| EXERCISE BRIEF |
Pick out each line of the records in which the word "Schnitt" appears.

(Rows from a figure dataset)

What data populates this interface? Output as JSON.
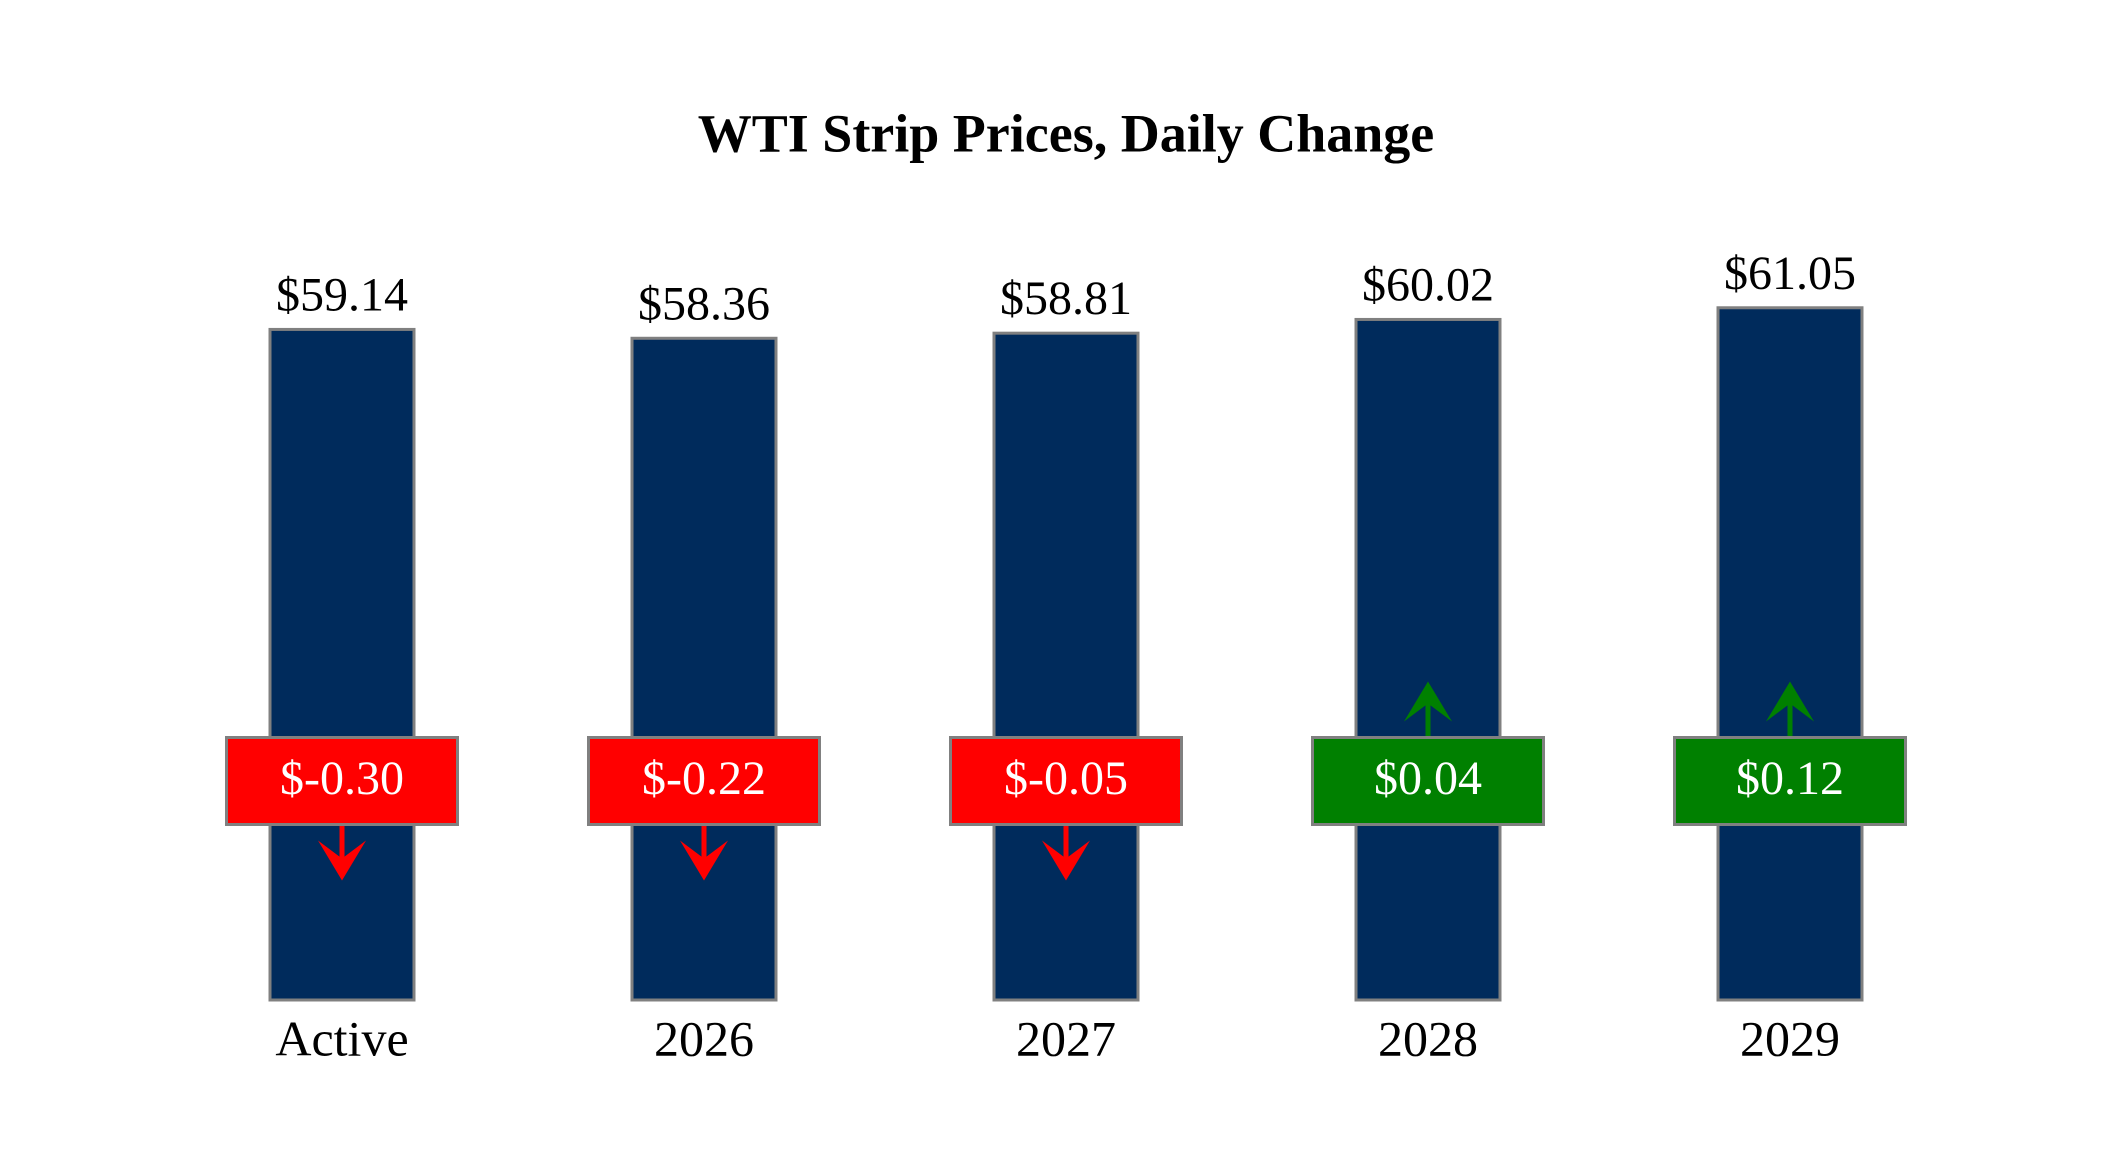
{
  "chart_data": {
    "type": "bar",
    "title": "WTI Strip Prices, Daily Change",
    "categories": [
      "Active",
      "2026",
      "2027",
      "2028",
      "2029"
    ],
    "values": [
      59.14,
      58.36,
      58.81,
      60.02,
      61.05
    ],
    "value_labels": [
      "$59.14",
      "$58.36",
      "$58.81",
      "$60.02",
      "$61.05"
    ],
    "changes": [
      -0.3,
      -0.22,
      -0.05,
      0.04,
      0.12
    ],
    "change_labels": [
      "$-0.30",
      "$-0.22",
      "$-0.05",
      "$0.04",
      "$0.12"
    ],
    "color": "#002b5c",
    "up_color": "#008000",
    "down_color": "#ff0000",
    "ylim": [
      0,
      62
    ]
  }
}
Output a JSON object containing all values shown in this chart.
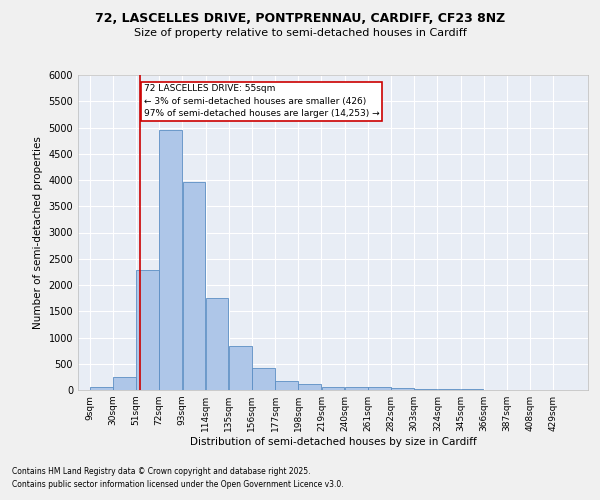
{
  "title_line1": "72, LASCELLES DRIVE, PONTPRENNAU, CARDIFF, CF23 8NZ",
  "title_line2": "Size of property relative to semi-detached houses in Cardiff",
  "xlabel": "Distribution of semi-detached houses by size in Cardiff",
  "ylabel": "Number of semi-detached properties",
  "footnote_line1": "Contains HM Land Registry data © Crown copyright and database right 2025.",
  "footnote_line2": "Contains public sector information licensed under the Open Government Licence v3.0.",
  "annotation_title": "72 LASCELLES DRIVE: 55sqm",
  "annotation_line1": "← 3% of semi-detached houses are smaller (426)",
  "annotation_line2": "97% of semi-detached houses are larger (14,253) →",
  "bar_color": "#aec6e8",
  "bar_edge_color": "#5b8ec4",
  "background_color": "#e8edf5",
  "grid_color": "#ffffff",
  "fig_background_color": "#f0f0f0",
  "annotation_box_color": "#cc0000",
  "vline_color": "#cc0000",
  "property_size_sqm": 55,
  "bin_edges": [
    9,
    30,
    51,
    72,
    93,
    114,
    135,
    156,
    177,
    198,
    219,
    240,
    261,
    282,
    303,
    324,
    345,
    366,
    387,
    408,
    429
  ],
  "bin_labels": [
    "9sqm",
    "30sqm",
    "51sqm",
    "72sqm",
    "93sqm",
    "114sqm",
    "135sqm",
    "156sqm",
    "177sqm",
    "198sqm",
    "219sqm",
    "240sqm",
    "261sqm",
    "282sqm",
    "303sqm",
    "324sqm",
    "345sqm",
    "366sqm",
    "387sqm",
    "408sqm",
    "429sqm"
  ],
  "bar_heights": [
    50,
    250,
    2280,
    4950,
    3970,
    1760,
    830,
    410,
    175,
    105,
    65,
    65,
    50,
    30,
    20,
    15,
    10,
    5,
    3,
    2
  ],
  "ylim": [
    0,
    6000
  ],
  "yticks": [
    0,
    500,
    1000,
    1500,
    2000,
    2500,
    3000,
    3500,
    4000,
    4500,
    5000,
    5500,
    6000
  ]
}
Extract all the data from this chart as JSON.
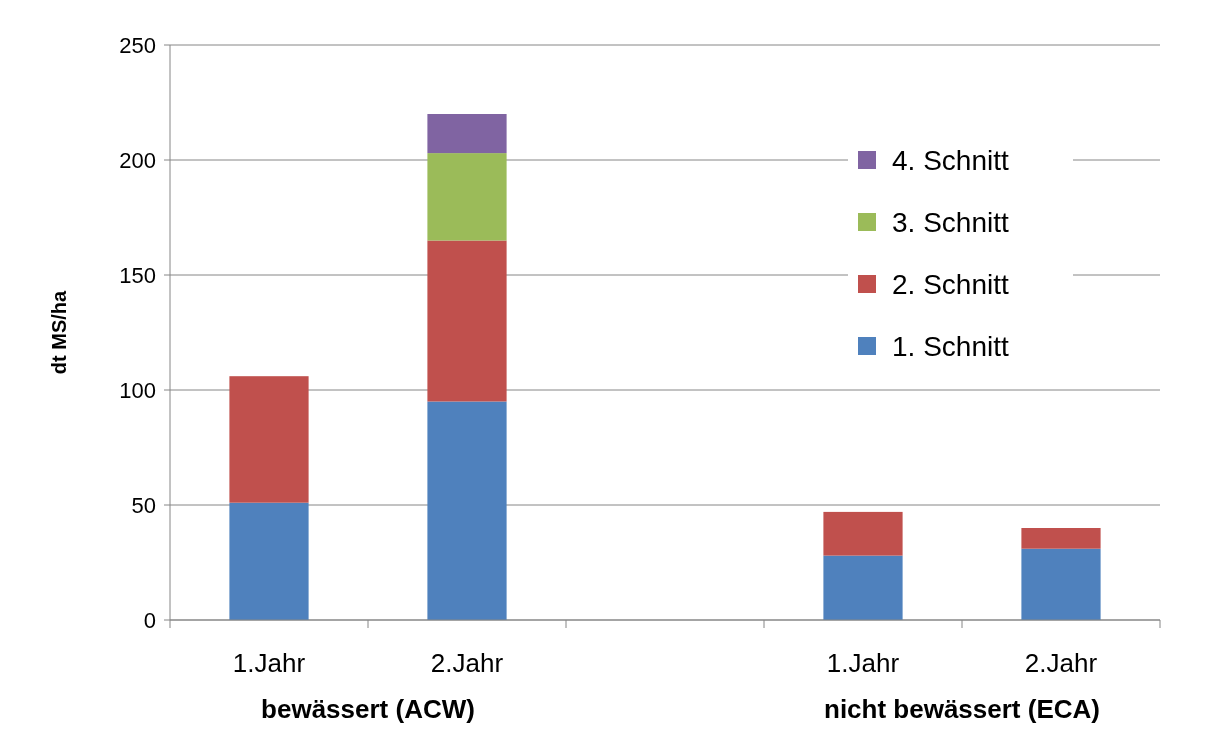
{
  "chart_data": {
    "type": "bar",
    "stacked": true,
    "ylabel": "dt MS/ha",
    "categories": [
      "1.Jahr",
      "2.Jahr",
      null,
      "1.Jahr",
      "2.Jahr"
    ],
    "series": [
      {
        "name": "1. Schnitt",
        "color": "#4f81bd",
        "values": [
          51,
          95,
          null,
          28,
          31
        ]
      },
      {
        "name": "2. Schnitt",
        "color": "#c0504d",
        "values": [
          55,
          70,
          null,
          19,
          9
        ]
      },
      {
        "name": "3. Schnitt",
        "color": "#9bbb59",
        "values": [
          null,
          38,
          null,
          null,
          null
        ]
      },
      {
        "name": "4. Schnitt",
        "color": "#8064a2",
        "values": [
          null,
          17,
          null,
          null,
          null
        ]
      }
    ],
    "ylim": [
      0,
      250
    ],
    "yticks": [
      0,
      50,
      100,
      150,
      200,
      250
    ],
    "grid": "y",
    "legend": "right",
    "annotations": [
      "bewässert (ACW)",
      "nicht bewässert (ECA)"
    ]
  }
}
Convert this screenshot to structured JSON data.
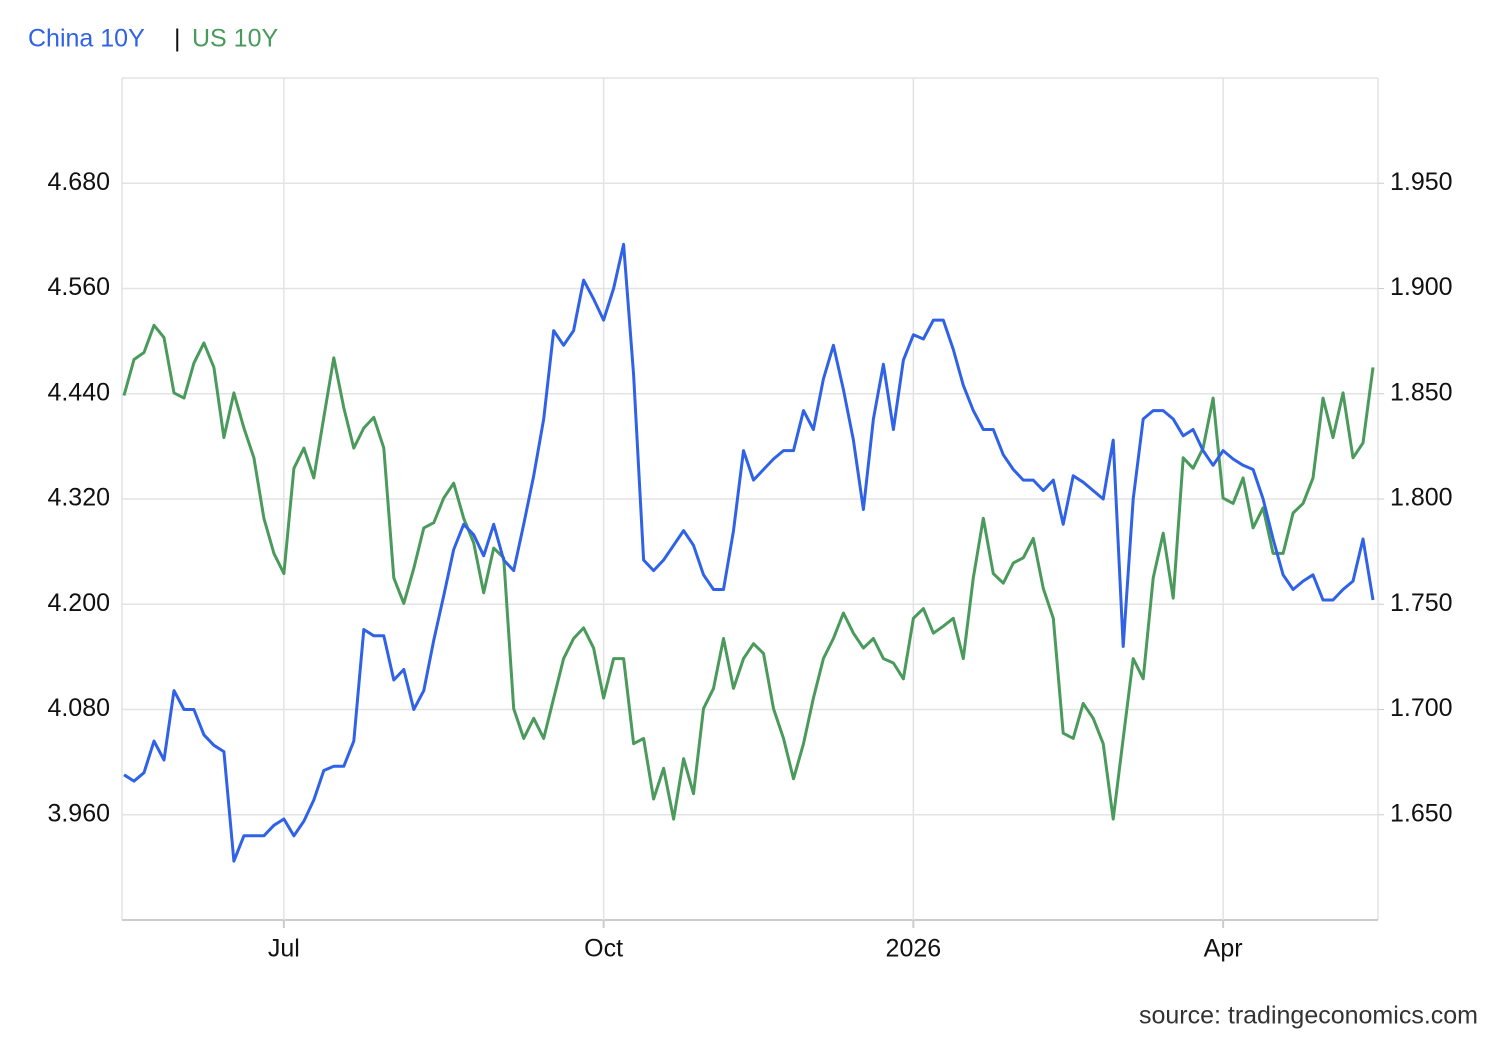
{
  "chart_data": {
    "type": "line",
    "legend_separator": "|",
    "source": "source: tradingeconomics.com",
    "categories": [
      null,
      null,
      null,
      null,
      null,
      null,
      null,
      null,
      null,
      null,
      null,
      null,
      null,
      null,
      null,
      null,
      "Jul",
      null,
      null,
      null,
      null,
      null,
      null,
      null,
      null,
      null,
      null,
      null,
      null,
      null,
      null,
      null,
      null,
      null,
      null,
      null,
      null,
      null,
      null,
      null,
      null,
      null,
      null,
      null,
      null,
      null,
      null,
      null,
      "Oct",
      null,
      null,
      null,
      null,
      null,
      null,
      null,
      null,
      null,
      null,
      null,
      null,
      null,
      null,
      null,
      null,
      null,
      null,
      null,
      null,
      null,
      null,
      null,
      null,
      null,
      null,
      null,
      null,
      null,
      null,
      "2026",
      null,
      null,
      null,
      null,
      null,
      null,
      null,
      null,
      null,
      null,
      null,
      null,
      null,
      null,
      null,
      null,
      null,
      null,
      null,
      null,
      null,
      null,
      null,
      null,
      null,
      null,
      null,
      null,
      null,
      null,
      "Apr",
      null,
      null,
      null,
      null,
      null,
      null,
      null,
      null,
      null,
      null,
      null,
      null,
      null,
      null,
      null
    ],
    "series": [
      {
        "name": "China 10Y",
        "color": "#2f62e6",
        "axis": "y2",
        "values": [
          1.669,
          1.666,
          1.67,
          1.685,
          1.676,
          1.709,
          1.7,
          1.7,
          1.688,
          1.683,
          1.68,
          1.628,
          1.64,
          1.64,
          1.64,
          1.645,
          1.648,
          1.64,
          1.647,
          1.657,
          1.671,
          1.673,
          1.673,
          1.685,
          1.738,
          1.735,
          1.735,
          1.714,
          1.719,
          1.7,
          1.709,
          1.733,
          1.754,
          1.776,
          1.788,
          1.783,
          1.773,
          1.788,
          1.771,
          1.766,
          1.788,
          1.811,
          1.838,
          1.88,
          1.873,
          1.88,
          1.904,
          1.895,
          1.885,
          1.9,
          1.921,
          1.859,
          1.771,
          1.766,
          1.771,
          1.778,
          1.785,
          1.778,
          1.764,
          1.757,
          1.757,
          1.785,
          1.823,
          1.809,
          1.814,
          1.819,
          1.823,
          1.823,
          1.842,
          1.833,
          1.857,
          1.873,
          1.852,
          1.828,
          1.795,
          1.838,
          1.864,
          1.833,
          1.866,
          1.878,
          1.876,
          1.885,
          1.885,
          1.871,
          1.854,
          1.842,
          1.833,
          1.833,
          1.821,
          1.814,
          1.809,
          1.809,
          1.804,
          1.809,
          1.788,
          1.811,
          1.808,
          1.804,
          1.8,
          1.828,
          1.73,
          1.8,
          1.838,
          1.842,
          1.842,
          1.838,
          1.83,
          1.833,
          1.823,
          1.816,
          1.823,
          1.819,
          1.816,
          1.814,
          1.8,
          1.781,
          1.764,
          1.757,
          1.761,
          1.764,
          1.752,
          1.752,
          1.757,
          1.761,
          1.781,
          1.752
        ]
      },
      {
        "name": "US 10Y",
        "color": "#4a9a5c",
        "axis": "y",
        "values": [
          4.438,
          4.479,
          4.487,
          4.518,
          4.504,
          4.441,
          4.435,
          4.475,
          4.498,
          4.47,
          4.39,
          4.441,
          4.401,
          4.367,
          4.298,
          4.258,
          4.235,
          4.355,
          4.378,
          4.344,
          4.413,
          4.481,
          4.424,
          4.378,
          4.401,
          4.413,
          4.378,
          4.23,
          4.201,
          4.241,
          4.287,
          4.293,
          4.321,
          4.338,
          4.298,
          4.27,
          4.213,
          4.264,
          4.253,
          4.081,
          4.047,
          4.07,
          4.047,
          4.093,
          4.138,
          4.161,
          4.173,
          4.15,
          4.093,
          4.138,
          4.138,
          4.041,
          4.047,
          3.978,
          4.013,
          3.955,
          4.024,
          3.984,
          4.081,
          4.104,
          4.161,
          4.104,
          4.138,
          4.155,
          4.144,
          4.081,
          4.047,
          4.001,
          4.041,
          4.093,
          4.138,
          4.161,
          4.19,
          4.167,
          4.15,
          4.161,
          4.138,
          4.133,
          4.115,
          4.184,
          4.195,
          4.167,
          4.175,
          4.184,
          4.138,
          4.23,
          4.298,
          4.235,
          4.224,
          4.247,
          4.253,
          4.275,
          4.218,
          4.184,
          4.053,
          4.047,
          4.087,
          4.07,
          4.041,
          3.955,
          4.047,
          4.138,
          4.115,
          4.23,
          4.281,
          4.207,
          4.367,
          4.355,
          4.378,
          4.435,
          4.321,
          4.315,
          4.344,
          4.287,
          4.31,
          4.258,
          4.258,
          4.304,
          4.315,
          4.344,
          4.435,
          4.39,
          4.441,
          4.367,
          4.384,
          4.47
        ]
      }
    ],
    "ylim": [
      3.84,
      4.8
    ],
    "yticks": [
      {
        "value": 3.96,
        "label": "3.960"
      },
      {
        "value": 4.08,
        "label": "4.080"
      },
      {
        "value": 4.2,
        "label": "4.200"
      },
      {
        "value": 4.32,
        "label": "4.320"
      },
      {
        "value": 4.44,
        "label": "4.440"
      },
      {
        "value": 4.56,
        "label": "4.560"
      },
      {
        "value": 4.68,
        "label": "4.680"
      }
    ],
    "y2lim": [
      1.6,
      2.0
    ],
    "y2ticks": [
      {
        "value": 1.65,
        "label": "1.650"
      },
      {
        "value": 1.7,
        "label": "1.700"
      },
      {
        "value": 1.75,
        "label": "1.750"
      },
      {
        "value": 1.8,
        "label": "1.800"
      },
      {
        "value": 1.85,
        "label": "1.850"
      },
      {
        "value": 1.9,
        "label": "1.900"
      },
      {
        "value": 1.95,
        "label": "1.950"
      }
    ],
    "grid": true
  }
}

| ANSWER TO THIS TASK |
        "name": "1. Schnitt",
        "name": "2. Schnitt",
        "name": "3. Schnitt",
        "name": "4. Schnitt",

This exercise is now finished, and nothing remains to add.